#### Raw data ####

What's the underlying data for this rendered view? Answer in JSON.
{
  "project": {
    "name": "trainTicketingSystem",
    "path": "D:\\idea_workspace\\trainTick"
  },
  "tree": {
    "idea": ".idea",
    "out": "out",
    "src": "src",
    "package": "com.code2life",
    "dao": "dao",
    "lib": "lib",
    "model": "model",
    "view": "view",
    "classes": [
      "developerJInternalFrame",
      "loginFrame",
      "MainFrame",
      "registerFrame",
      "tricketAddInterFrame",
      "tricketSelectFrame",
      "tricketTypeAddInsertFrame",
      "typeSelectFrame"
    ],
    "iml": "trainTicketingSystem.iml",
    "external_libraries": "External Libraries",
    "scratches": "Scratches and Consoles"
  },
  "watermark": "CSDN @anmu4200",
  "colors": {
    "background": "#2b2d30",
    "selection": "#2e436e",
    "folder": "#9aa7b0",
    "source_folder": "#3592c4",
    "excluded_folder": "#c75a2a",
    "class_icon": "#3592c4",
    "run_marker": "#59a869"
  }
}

####

Above are the records; copy all of them exactly.

Output for this task
What's the underlying data for this rendered view? Answer in JSON.
{
  "project": {
    "name": "trainTicketingSystem",
    "path": "D:\\idea_workspace\\trainTick"
  },
  "tree": {
    "idea": ".idea",
    "out": "out",
    "src": "src",
    "package": "com.code2life",
    "dao": "dao",
    "lib": "lib",
    "model": "model",
    "view": "view",
    "classes": [
      "developerJInternalFrame",
      "loginFrame",
      "MainFrame",
      "registerFrame",
      "tricketAddInterFrame",
      "tricketSelectFrame",
      "tricketTypeAddInsertFrame",
      "typeSelectFrame"
    ],
    "iml": "trainTicketingSystem.iml",
    "external_libraries": "External Libraries",
    "scratches": "Scratches and Consoles"
  },
  "watermark": "CSDN @anmu4200",
  "colors": {
    "background": "#2b2d30",
    "selection": "#2e436e",
    "folder": "#9aa7b0",
    "source_folder": "#3592c4",
    "excluded_folder": "#c75a2a",
    "class_icon": "#3592c4",
    "run_marker": "#59a869"
  }
}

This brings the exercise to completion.